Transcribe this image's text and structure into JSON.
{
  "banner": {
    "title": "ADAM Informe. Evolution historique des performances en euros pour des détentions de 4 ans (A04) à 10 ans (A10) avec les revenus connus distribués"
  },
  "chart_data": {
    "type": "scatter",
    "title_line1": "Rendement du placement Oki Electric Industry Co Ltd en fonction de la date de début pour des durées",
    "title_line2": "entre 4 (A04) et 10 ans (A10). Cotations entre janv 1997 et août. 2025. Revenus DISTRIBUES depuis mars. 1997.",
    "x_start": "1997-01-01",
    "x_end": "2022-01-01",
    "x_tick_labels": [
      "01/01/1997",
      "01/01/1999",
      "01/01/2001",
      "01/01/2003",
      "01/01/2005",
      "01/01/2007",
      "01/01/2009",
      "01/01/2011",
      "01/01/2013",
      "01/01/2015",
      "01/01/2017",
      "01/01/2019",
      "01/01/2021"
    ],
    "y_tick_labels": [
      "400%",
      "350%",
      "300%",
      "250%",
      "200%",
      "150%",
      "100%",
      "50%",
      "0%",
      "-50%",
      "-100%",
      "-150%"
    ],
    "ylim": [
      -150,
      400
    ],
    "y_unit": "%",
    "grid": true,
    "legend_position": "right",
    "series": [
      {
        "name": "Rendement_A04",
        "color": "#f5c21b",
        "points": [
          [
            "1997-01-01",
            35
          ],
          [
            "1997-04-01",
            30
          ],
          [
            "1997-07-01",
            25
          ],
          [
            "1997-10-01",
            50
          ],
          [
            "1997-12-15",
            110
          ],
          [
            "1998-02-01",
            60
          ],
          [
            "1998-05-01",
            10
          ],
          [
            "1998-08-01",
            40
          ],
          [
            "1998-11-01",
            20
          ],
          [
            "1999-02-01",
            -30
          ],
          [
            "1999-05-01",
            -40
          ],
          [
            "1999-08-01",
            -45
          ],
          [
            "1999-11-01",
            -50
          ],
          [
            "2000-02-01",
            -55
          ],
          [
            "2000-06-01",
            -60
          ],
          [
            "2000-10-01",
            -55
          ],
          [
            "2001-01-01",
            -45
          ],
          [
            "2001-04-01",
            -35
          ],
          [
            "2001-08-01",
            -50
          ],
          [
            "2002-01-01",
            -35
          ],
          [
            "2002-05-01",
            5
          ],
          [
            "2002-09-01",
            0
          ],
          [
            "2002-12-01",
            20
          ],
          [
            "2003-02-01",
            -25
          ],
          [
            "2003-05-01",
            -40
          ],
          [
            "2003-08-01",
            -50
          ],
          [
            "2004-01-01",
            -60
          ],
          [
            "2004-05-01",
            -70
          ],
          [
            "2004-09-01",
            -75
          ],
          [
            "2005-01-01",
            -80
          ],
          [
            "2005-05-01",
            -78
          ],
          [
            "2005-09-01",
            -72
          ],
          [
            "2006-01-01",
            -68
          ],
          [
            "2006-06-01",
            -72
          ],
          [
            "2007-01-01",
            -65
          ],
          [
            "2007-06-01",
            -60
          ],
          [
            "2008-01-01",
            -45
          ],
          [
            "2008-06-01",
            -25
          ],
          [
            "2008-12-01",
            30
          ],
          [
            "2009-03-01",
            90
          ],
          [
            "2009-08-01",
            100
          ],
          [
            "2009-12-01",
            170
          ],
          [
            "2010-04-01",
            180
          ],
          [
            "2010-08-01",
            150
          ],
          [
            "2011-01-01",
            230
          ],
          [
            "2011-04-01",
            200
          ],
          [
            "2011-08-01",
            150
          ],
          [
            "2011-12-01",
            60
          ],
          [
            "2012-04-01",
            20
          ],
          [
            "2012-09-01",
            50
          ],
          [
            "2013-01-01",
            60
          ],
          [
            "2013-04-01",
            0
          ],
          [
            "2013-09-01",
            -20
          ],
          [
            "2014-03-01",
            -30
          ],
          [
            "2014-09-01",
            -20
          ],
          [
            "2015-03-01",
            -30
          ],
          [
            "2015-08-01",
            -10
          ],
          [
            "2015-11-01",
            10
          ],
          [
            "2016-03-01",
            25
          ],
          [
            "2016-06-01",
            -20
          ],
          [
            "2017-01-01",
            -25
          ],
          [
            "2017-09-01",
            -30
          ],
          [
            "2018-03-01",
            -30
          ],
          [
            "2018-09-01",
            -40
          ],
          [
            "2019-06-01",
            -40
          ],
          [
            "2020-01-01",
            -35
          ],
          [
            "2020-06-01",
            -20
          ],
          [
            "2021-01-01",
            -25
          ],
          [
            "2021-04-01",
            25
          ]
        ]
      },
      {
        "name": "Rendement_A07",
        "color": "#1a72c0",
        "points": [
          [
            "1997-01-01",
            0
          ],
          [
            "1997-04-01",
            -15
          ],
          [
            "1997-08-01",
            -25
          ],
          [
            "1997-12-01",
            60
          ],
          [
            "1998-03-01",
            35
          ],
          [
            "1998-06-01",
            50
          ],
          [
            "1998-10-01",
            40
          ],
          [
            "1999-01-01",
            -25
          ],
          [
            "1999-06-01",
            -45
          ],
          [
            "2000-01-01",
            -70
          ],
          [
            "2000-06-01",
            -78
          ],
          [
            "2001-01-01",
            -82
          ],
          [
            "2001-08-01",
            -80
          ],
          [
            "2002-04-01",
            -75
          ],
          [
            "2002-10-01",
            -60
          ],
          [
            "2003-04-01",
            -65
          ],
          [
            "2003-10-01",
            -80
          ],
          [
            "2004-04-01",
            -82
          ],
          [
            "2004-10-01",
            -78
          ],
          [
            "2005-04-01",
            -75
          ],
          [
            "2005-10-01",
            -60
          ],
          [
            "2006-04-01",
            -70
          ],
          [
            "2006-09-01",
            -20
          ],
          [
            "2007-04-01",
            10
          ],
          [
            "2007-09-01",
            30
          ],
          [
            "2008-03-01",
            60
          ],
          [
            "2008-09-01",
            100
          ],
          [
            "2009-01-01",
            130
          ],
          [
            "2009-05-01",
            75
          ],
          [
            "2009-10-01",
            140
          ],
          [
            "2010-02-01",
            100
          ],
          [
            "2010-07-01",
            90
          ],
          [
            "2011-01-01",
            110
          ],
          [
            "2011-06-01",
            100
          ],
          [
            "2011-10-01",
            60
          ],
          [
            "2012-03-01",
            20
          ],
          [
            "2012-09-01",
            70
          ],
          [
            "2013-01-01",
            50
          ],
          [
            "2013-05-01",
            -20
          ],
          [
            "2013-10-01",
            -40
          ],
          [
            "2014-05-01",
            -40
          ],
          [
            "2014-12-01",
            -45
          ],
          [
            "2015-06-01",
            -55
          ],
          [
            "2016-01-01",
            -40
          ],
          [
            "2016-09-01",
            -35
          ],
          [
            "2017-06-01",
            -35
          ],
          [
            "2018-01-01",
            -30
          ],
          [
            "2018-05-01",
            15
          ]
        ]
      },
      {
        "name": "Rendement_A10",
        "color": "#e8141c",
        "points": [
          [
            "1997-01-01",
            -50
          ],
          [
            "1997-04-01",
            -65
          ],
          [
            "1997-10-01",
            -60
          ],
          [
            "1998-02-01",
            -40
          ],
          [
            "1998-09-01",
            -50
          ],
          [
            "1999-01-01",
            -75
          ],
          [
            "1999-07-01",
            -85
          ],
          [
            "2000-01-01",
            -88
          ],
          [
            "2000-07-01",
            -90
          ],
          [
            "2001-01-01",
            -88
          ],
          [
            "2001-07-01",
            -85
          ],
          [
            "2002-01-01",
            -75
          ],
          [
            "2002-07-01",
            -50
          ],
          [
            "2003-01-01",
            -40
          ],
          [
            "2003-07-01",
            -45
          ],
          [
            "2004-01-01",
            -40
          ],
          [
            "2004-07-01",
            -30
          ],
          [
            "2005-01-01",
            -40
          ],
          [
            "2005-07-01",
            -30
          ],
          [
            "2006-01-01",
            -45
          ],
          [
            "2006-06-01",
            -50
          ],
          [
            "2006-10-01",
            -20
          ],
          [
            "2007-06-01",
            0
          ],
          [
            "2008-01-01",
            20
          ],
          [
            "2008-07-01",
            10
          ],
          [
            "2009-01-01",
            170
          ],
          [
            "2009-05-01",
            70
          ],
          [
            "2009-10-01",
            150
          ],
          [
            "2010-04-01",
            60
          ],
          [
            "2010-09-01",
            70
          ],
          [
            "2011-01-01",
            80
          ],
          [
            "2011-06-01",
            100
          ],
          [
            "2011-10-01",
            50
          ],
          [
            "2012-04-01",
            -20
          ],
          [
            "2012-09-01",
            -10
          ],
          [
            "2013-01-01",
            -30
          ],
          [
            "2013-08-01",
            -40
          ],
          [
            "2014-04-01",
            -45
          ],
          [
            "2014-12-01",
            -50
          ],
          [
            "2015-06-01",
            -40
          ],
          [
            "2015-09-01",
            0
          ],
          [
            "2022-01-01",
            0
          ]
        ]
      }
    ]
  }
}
================
* [EXERCISE]: Scan the listing above and identify each line holding the string "color"; copy every such line.

* [SOLVED PROBLEM]:
        "color": "#f5c21b",
        "color": "#1a72c0",
        "color": "#e8141c",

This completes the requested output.